THE DATA section start
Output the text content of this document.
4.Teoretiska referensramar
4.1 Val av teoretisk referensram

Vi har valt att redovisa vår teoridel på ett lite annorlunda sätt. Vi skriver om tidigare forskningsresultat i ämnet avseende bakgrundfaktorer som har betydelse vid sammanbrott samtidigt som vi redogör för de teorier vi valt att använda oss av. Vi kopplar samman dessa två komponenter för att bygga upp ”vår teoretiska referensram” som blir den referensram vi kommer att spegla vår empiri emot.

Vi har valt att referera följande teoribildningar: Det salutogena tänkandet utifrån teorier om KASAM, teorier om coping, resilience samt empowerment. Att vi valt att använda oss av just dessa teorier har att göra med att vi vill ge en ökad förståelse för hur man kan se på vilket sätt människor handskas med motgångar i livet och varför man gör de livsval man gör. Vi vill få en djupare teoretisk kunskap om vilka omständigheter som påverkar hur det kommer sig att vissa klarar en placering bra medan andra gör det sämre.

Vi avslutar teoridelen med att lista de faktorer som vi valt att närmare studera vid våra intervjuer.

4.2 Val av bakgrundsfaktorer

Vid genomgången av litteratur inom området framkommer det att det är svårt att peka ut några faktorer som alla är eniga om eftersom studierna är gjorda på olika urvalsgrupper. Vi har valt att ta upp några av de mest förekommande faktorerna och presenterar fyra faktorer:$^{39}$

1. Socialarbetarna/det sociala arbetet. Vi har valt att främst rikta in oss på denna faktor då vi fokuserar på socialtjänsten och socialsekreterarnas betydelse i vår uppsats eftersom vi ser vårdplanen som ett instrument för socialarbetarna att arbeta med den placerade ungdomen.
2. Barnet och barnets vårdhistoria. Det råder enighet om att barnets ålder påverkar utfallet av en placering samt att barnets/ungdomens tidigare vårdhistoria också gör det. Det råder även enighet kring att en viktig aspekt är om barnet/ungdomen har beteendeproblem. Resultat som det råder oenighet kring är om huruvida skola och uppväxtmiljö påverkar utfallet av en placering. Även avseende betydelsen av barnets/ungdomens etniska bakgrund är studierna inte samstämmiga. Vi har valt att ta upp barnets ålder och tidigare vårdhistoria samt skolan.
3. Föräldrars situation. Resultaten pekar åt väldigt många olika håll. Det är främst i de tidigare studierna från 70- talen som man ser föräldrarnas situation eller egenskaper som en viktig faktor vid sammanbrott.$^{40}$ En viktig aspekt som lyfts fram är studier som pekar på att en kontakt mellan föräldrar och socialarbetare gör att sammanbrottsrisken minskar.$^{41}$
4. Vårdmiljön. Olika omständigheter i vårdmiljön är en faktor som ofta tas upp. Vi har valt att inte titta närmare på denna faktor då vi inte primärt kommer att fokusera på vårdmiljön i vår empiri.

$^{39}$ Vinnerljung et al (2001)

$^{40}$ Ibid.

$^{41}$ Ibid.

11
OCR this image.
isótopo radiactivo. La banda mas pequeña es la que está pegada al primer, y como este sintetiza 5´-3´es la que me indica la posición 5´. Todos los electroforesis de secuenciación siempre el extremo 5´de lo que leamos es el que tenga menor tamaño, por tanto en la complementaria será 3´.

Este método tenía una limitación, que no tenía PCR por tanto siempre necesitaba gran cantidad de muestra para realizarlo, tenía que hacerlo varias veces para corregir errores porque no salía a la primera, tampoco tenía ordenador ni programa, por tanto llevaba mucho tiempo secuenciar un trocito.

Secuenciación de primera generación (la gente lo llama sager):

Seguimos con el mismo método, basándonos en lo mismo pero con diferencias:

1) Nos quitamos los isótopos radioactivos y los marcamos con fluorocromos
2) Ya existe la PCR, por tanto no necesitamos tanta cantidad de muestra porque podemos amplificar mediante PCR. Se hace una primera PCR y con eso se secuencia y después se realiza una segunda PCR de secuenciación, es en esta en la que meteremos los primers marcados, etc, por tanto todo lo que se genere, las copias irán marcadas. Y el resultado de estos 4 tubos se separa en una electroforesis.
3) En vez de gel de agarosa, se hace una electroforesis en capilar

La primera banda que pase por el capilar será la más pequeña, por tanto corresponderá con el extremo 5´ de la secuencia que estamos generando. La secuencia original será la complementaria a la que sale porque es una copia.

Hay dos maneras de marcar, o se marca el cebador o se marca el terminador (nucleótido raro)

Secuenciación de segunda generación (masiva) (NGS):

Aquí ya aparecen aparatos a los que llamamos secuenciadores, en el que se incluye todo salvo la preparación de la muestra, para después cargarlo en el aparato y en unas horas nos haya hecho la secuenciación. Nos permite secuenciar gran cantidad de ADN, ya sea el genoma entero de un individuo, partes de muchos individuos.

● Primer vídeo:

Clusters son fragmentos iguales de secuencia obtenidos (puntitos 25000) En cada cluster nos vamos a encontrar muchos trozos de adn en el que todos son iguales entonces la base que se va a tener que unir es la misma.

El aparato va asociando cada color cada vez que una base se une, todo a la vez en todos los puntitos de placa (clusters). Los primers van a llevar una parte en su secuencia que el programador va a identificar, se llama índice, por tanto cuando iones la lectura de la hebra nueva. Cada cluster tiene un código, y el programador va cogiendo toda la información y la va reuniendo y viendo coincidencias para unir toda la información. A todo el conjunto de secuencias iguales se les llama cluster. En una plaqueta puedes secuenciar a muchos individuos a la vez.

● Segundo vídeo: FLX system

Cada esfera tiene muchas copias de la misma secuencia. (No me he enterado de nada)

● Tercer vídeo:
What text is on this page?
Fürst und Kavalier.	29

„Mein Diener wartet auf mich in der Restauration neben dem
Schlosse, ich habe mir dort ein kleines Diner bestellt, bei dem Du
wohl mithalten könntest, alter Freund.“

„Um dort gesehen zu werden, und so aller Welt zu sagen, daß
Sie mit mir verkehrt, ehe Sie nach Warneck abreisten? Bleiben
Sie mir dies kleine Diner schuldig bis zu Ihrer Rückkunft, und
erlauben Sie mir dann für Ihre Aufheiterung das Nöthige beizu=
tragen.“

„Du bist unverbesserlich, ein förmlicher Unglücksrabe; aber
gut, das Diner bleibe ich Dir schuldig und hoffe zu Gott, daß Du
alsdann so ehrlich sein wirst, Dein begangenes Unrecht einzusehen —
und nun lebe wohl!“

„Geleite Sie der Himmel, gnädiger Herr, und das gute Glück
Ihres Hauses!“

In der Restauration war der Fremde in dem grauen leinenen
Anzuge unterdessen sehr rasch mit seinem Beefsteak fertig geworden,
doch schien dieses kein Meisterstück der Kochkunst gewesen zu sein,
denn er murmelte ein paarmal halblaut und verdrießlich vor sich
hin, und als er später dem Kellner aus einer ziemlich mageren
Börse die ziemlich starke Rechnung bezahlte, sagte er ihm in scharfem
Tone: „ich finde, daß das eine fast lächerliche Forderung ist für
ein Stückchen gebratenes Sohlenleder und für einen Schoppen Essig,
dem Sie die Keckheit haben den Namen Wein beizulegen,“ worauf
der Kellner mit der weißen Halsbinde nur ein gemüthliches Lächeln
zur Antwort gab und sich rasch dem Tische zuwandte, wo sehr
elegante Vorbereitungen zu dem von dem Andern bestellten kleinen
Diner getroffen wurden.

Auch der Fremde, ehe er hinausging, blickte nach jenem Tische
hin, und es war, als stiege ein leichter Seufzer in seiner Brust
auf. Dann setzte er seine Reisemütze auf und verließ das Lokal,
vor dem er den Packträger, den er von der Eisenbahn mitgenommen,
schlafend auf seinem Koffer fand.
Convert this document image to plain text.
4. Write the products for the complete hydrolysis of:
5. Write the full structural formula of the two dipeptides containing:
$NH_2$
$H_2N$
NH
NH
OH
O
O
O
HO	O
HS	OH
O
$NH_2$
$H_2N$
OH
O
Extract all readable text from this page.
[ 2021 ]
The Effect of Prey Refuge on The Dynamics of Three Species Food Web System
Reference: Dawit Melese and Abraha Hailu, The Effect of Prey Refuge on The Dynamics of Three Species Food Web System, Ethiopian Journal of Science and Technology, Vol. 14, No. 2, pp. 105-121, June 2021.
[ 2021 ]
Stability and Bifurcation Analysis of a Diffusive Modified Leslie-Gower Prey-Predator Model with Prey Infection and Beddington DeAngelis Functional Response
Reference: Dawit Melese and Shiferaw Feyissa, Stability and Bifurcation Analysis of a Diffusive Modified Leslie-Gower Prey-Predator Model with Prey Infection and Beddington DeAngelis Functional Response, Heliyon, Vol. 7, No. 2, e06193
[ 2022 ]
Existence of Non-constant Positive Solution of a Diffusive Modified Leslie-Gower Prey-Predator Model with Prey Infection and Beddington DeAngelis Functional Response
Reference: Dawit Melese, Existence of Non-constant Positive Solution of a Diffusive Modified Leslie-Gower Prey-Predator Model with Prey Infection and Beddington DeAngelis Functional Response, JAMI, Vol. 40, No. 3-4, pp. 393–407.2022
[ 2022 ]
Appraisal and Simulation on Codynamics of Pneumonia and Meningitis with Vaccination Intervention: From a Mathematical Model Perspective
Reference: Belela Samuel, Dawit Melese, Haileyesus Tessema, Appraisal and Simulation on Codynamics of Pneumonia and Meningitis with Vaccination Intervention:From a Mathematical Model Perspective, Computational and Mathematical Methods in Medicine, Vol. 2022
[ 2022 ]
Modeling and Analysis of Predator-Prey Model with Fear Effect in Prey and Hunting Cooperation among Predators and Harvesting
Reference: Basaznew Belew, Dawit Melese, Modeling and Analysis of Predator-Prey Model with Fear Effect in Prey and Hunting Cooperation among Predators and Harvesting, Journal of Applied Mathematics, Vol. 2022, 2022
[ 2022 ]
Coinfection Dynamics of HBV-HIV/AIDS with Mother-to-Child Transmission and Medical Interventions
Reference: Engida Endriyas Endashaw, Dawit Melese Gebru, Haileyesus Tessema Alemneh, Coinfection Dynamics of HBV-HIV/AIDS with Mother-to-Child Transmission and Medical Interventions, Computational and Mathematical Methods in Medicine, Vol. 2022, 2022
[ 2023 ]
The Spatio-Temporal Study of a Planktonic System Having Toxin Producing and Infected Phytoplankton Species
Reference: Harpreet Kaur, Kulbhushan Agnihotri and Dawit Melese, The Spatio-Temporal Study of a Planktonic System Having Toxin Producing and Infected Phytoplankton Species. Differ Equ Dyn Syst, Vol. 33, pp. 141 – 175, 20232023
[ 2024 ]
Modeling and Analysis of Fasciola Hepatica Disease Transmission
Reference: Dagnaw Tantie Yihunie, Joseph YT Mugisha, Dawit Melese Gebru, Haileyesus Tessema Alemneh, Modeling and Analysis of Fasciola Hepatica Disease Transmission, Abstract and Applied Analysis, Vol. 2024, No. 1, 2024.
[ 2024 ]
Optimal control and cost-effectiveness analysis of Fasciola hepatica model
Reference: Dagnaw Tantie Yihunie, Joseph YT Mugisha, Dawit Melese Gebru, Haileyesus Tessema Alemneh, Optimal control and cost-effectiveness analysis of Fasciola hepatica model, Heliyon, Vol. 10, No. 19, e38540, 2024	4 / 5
THE DATA section end
Write out every line in the data that holds the string "sätt".

### RESPONSE TO THE TASK
Vi har valt att redovisa vår teoridel på ett lite annorlunda sätt. Vi skriver om tidigare forskningsresultat i ämnet avseende bakgrundfaktorer som har betydelse vid sammanbrott samtidigt som vi redogör för de teorier vi valt att använda oss av. Vi kopplar samman dessa två komponenter för att bygga upp ”vår teoretiska referensram” som blir den referensram vi kommer att spegla vår empiri emot.
Vi har valt att referera följande teoribildningar: Det salutogena tänkandet utifrån teorier om KASAM, teorier om coping, resilience samt empowerment. Att vi valt att använda oss av just dessa teorier har att göra med att vi vill ge en ökad förståelse för hur man kan se på vilket sätt människor handskas med motgångar i livet och varför man gör de livsval man gör. Vi vill få en djupare teoretisk kunskap om vilka omständigheter som påverkar hur det kommer sig att vissa klarar en placering bra medan andra gör det sämre.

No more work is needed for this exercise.